TASK INPUT.
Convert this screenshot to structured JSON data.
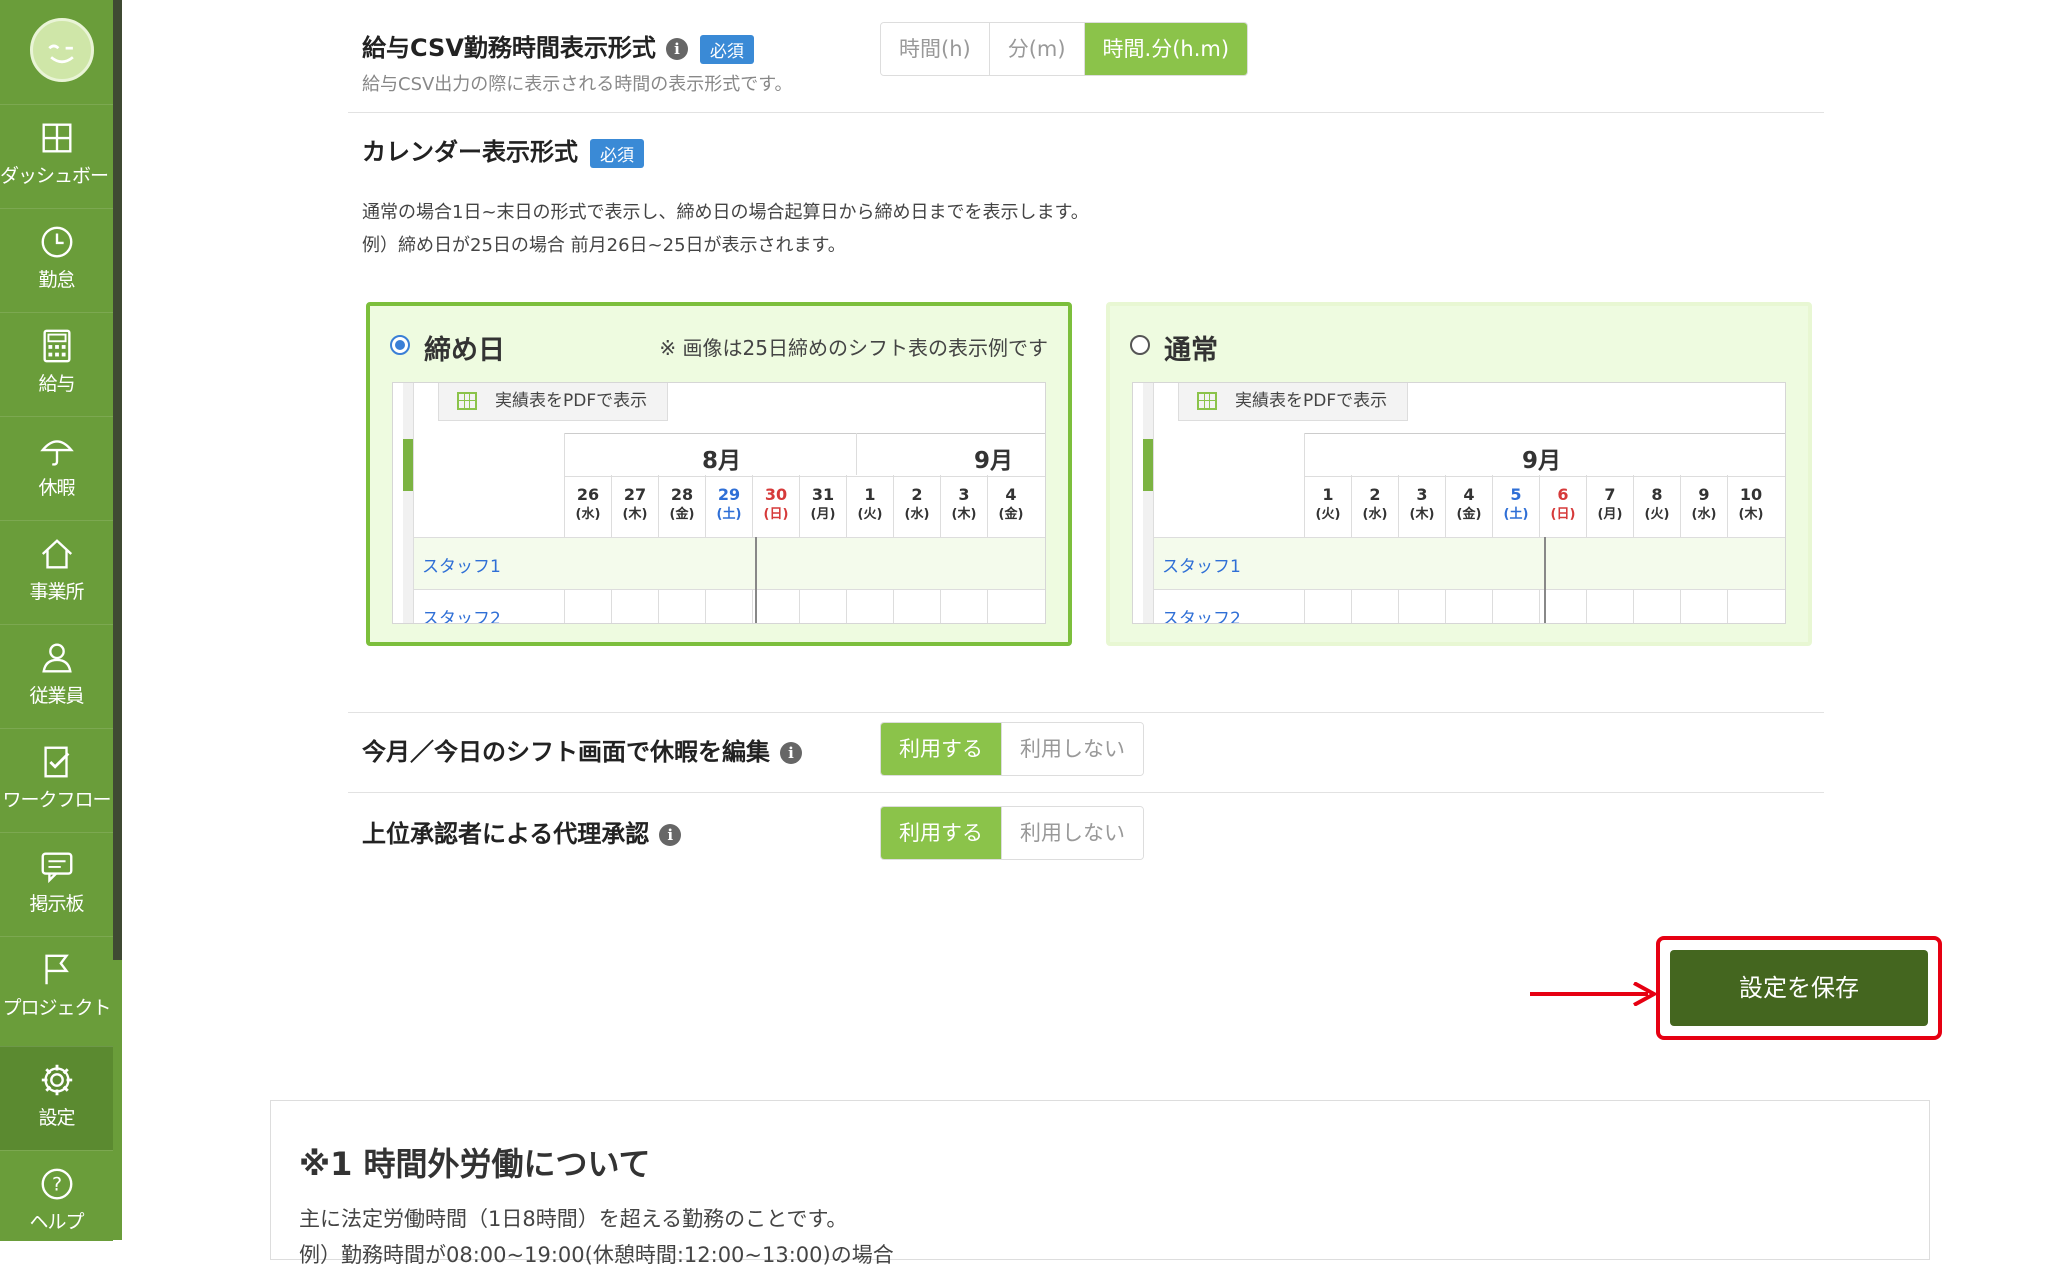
{
  "sidebar": {
    "items": [
      {
        "label": "ダッシュボード",
        "icon": "dashboard-icon"
      },
      {
        "label": "勤怠",
        "icon": "clock-icon"
      },
      {
        "label": "給与",
        "icon": "calculator-icon"
      },
      {
        "label": "休暇",
        "icon": "umbrella-icon"
      },
      {
        "label": "事業所",
        "icon": "home-icon"
      },
      {
        "label": "従業員",
        "icon": "person-icon"
      },
      {
        "label": "ワークフロー",
        "icon": "checklist-icon"
      },
      {
        "label": "掲示板",
        "icon": "message-icon"
      },
      {
        "label": "プロジェクト",
        "icon": "flag-icon"
      },
      {
        "label": "設定",
        "icon": "gear-icon"
      },
      {
        "label": "ヘルプ",
        "icon": "help-icon"
      }
    ]
  },
  "csv_format": {
    "title": "給与CSV勤務時間表示形式",
    "badge": "必須",
    "subtitle": "給与CSV出力の際に表示される時間の表示形式です。",
    "options": [
      "時間(h)",
      "分(m)",
      "時間.分(h.m)"
    ],
    "selected": "時間.分(h.m)"
  },
  "calendar_format": {
    "title": "カレンダー表示形式",
    "badge": "必須",
    "desc1": "通常の場合1日~末日の形式で表示し、締め日の場合起算日から締め日までを表示します。",
    "desc2": "例）締め日が25日の場合 前月26日~25日が表示されます。",
    "cards": {
      "closing": {
        "label": "締め日",
        "note": "※ 画像は25日締めのシフト表の表示例です",
        "pdf_button": "実績表をPDFで表示",
        "month1": "8月",
        "month2": "9月",
        "days": [
          "26",
          "27",
          "28",
          "29",
          "30",
          "31",
          "1",
          "2",
          "3",
          "4"
        ],
        "weekdays": [
          "(水)",
          "(木)",
          "(金)",
          "(土)",
          "(日)",
          "(月)",
          "(火)",
          "(水)",
          "(木)",
          "(金)"
        ],
        "staff1": "スタッフ1",
        "staff2": "スタッフ2"
      },
      "normal": {
        "label": "通常",
        "pdf_button": "実績表をPDFで表示",
        "month": "9月",
        "days": [
          "1",
          "2",
          "3",
          "4",
          "5",
          "6",
          "7",
          "8",
          "9",
          "10"
        ],
        "weekdays": [
          "(火)",
          "(水)",
          "(木)",
          "(金)",
          "(土)",
          "(日)",
          "(月)",
          "(火)",
          "(水)",
          "(木)"
        ],
        "staff1": "スタッフ1",
        "staff2": "スタッフ2"
      }
    },
    "selected": "締め日"
  },
  "leave_edit": {
    "title": "今月／今日のシフト画面で休暇を編集",
    "options": [
      "利用する",
      "利用しない"
    ],
    "selected": "利用する"
  },
  "proxy_approval": {
    "title": "上位承認者による代理承認",
    "options": [
      "利用する",
      "利用しない"
    ],
    "selected": "利用する"
  },
  "save_button": "設定を保存",
  "note": {
    "title": "※1 時間外労働について",
    "line1": "主に法定労働時間（1日8時間）を超える勤務のことです。",
    "line2": "例）勤務時間が08:00~19:00(休憩時間:12:00~13:00)の場合"
  },
  "colors": {
    "sidebar": "#6a9d3a",
    "accent": "#8bc34a",
    "save": "#44661f",
    "highlight": "#e60012",
    "badge": "#3a8ad6"
  }
}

DIRECTIVE.
The records above should be reproduced exactly, with no pictures included.

OUTPUT FOR THIS EXERCISE.
Convert this screenshot to structured JSON data.
{
  "sidebar": {
    "items": [
      {
        "label": "ダッシュボード",
        "icon": "dashboard-icon"
      },
      {
        "label": "勤怠",
        "icon": "clock-icon"
      },
      {
        "label": "給与",
        "icon": "calculator-icon"
      },
      {
        "label": "休暇",
        "icon": "umbrella-icon"
      },
      {
        "label": "事業所",
        "icon": "home-icon"
      },
      {
        "label": "従業員",
        "icon": "person-icon"
      },
      {
        "label": "ワークフロー",
        "icon": "checklist-icon"
      },
      {
        "label": "掲示板",
        "icon": "message-icon"
      },
      {
        "label": "プロジェクト",
        "icon": "flag-icon"
      },
      {
        "label": "設定",
        "icon": "gear-icon"
      },
      {
        "label": "ヘルプ",
        "icon": "help-icon"
      }
    ]
  },
  "csv_format": {
    "title": "給与CSV勤務時間表示形式",
    "badge": "必須",
    "subtitle": "給与CSV出力の際に表示される時間の表示形式です。",
    "options": [
      "時間(h)",
      "分(m)",
      "時間.分(h.m)"
    ],
    "selected": "時間.分(h.m)"
  },
  "calendar_format": {
    "title": "カレンダー表示形式",
    "badge": "必須",
    "desc1": "通常の場合1日~末日の形式で表示し、締め日の場合起算日から締め日までを表示します。",
    "desc2": "例）締め日が25日の場合 前月26日~25日が表示されます。",
    "cards": {
      "closing": {
        "label": "締め日",
        "note": "※ 画像は25日締めのシフト表の表示例です",
        "pdf_button": "実績表をPDFで表示",
        "month1": "8月",
        "month2": "9月",
        "days": [
          "26",
          "27",
          "28",
          "29",
          "30",
          "31",
          "1",
          "2",
          "3",
          "4"
        ],
        "weekdays": [
          "(水)",
          "(木)",
          "(金)",
          "(土)",
          "(日)",
          "(月)",
          "(火)",
          "(水)",
          "(木)",
          "(金)"
        ],
        "staff1": "スタッフ1",
        "staff2": "スタッフ2"
      },
      "normal": {
        "label": "通常",
        "pdf_button": "実績表をPDFで表示",
        "month": "9月",
        "days": [
          "1",
          "2",
          "3",
          "4",
          "5",
          "6",
          "7",
          "8",
          "9",
          "10"
        ],
        "weekdays": [
          "(火)",
          "(水)",
          "(木)",
          "(金)",
          "(土)",
          "(日)",
          "(月)",
          "(火)",
          "(水)",
          "(木)"
        ],
        "staff1": "スタッフ1",
        "staff2": "スタッフ2"
      }
    },
    "selected": "締め日"
  },
  "leave_edit": {
    "title": "今月／今日のシフト画面で休暇を編集",
    "options": [
      "利用する",
      "利用しない"
    ],
    "selected": "利用する"
  },
  "proxy_approval": {
    "title": "上位承認者による代理承認",
    "options": [
      "利用する",
      "利用しない"
    ],
    "selected": "利用する"
  },
  "save_button": "設定を保存",
  "note": {
    "title": "※1 時間外労働について",
    "line1": "主に法定労働時間（1日8時間）を超える勤務のことです。",
    "line2": "例）勤務時間が08:00~19:00(休憩時間:12:00~13:00)の場合"
  },
  "colors": {
    "sidebar": "#6a9d3a",
    "accent": "#8bc34a",
    "save": "#44661f",
    "highlight": "#e60012",
    "badge": "#3a8ad6"
  }
}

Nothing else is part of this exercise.